--- start STORED RECORDS ---

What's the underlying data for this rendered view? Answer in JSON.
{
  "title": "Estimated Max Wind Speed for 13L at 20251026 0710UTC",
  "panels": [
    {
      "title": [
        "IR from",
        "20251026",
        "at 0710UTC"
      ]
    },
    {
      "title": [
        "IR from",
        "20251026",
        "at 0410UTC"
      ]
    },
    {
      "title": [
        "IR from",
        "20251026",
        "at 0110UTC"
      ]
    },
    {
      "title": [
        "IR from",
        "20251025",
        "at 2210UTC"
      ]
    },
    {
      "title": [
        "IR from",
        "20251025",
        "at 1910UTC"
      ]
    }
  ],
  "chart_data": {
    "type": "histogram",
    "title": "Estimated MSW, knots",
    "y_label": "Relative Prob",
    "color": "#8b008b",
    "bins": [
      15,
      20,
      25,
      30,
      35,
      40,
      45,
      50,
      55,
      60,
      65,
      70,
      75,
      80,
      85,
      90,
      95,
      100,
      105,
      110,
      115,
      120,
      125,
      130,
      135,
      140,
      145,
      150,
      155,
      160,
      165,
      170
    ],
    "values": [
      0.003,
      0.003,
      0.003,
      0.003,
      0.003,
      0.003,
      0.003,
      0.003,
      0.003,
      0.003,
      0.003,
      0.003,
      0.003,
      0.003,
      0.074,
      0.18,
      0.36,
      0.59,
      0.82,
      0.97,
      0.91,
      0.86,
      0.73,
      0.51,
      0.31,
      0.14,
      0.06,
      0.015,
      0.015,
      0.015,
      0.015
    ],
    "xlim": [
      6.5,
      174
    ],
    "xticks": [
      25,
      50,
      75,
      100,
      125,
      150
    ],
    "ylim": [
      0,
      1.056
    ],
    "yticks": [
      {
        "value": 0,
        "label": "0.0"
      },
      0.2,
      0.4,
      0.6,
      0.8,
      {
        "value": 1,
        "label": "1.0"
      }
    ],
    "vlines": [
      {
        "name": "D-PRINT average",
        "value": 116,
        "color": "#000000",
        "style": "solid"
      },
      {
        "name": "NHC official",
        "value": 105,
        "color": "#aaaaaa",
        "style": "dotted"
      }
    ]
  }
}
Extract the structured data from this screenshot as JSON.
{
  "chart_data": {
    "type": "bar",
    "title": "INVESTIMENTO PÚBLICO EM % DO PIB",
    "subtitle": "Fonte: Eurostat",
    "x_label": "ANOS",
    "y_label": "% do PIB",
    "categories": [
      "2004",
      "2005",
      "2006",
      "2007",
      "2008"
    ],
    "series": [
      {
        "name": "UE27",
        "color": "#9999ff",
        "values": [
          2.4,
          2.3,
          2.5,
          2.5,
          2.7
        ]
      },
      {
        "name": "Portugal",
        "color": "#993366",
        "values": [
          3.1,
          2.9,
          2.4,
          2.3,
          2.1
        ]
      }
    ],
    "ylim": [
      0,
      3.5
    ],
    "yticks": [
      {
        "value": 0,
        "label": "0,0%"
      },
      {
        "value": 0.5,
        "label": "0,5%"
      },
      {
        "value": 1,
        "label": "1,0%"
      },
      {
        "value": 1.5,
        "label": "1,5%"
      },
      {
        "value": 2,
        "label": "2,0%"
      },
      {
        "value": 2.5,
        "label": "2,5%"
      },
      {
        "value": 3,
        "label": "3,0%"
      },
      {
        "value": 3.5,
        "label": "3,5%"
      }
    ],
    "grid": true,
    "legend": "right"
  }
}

--- end STORED RECORDS ---

— WHAT IS REQUIRED —
List every line above that contains the word "name".

— FINAL ANSWER —
        "name": "D-PRINT average",
        "name": "NHC official",
        "name": "UE27",
        "name": "Portugal",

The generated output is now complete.